▶ WORK REQUIRED:
Repeat each line of the material below exactly as it appears, minus any pictures.
---------------
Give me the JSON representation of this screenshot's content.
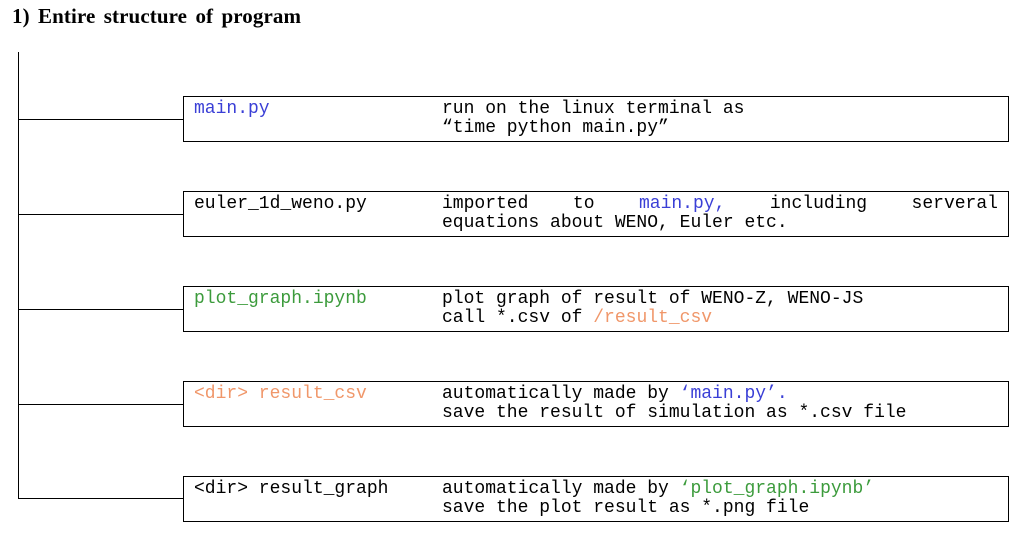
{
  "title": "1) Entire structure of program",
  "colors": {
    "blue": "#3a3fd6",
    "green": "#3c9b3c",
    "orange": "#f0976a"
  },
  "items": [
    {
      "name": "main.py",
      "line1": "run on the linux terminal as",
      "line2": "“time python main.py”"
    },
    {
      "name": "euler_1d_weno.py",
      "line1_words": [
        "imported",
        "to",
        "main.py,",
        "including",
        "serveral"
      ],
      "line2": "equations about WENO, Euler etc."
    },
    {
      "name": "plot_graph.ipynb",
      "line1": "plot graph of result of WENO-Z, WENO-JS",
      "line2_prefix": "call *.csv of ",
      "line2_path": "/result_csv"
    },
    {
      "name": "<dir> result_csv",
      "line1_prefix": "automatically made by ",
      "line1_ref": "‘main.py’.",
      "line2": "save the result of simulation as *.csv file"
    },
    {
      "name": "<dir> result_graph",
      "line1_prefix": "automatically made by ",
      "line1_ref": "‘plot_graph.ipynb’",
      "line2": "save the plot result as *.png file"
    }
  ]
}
---------------
▶ FINISHED EXERCISE:
Give me the JSON representation of this screenshot's content.
{
  "title": "1) Entire structure of program",
  "colors": {
    "blue": "#3a3fd6",
    "green": "#3c9b3c",
    "orange": "#f0976a"
  },
  "items": [
    {
      "name": "main.py",
      "line1": "run on the linux terminal as",
      "line2": "“time python main.py”"
    },
    {
      "name": "euler_1d_weno.py",
      "line1_words": [
        "imported",
        "to",
        "main.py,",
        "including",
        "serveral"
      ],
      "line2": "equations about WENO, Euler etc."
    },
    {
      "name": "plot_graph.ipynb",
      "line1": "plot graph of result of WENO-Z, WENO-JS",
      "line2_prefix": "call *.csv of ",
      "line2_path": "/result_csv"
    },
    {
      "name": "<dir> result_csv",
      "line1_prefix": "automatically made by ",
      "line1_ref": "‘main.py’.",
      "line2": "save the result of simulation as *.csv file"
    },
    {
      "name": "<dir> result_graph",
      "line1_prefix": "automatically made by ",
      "line1_ref": "‘plot_graph.ipynb’",
      "line2": "save the plot result as *.png file"
    }
  ]
}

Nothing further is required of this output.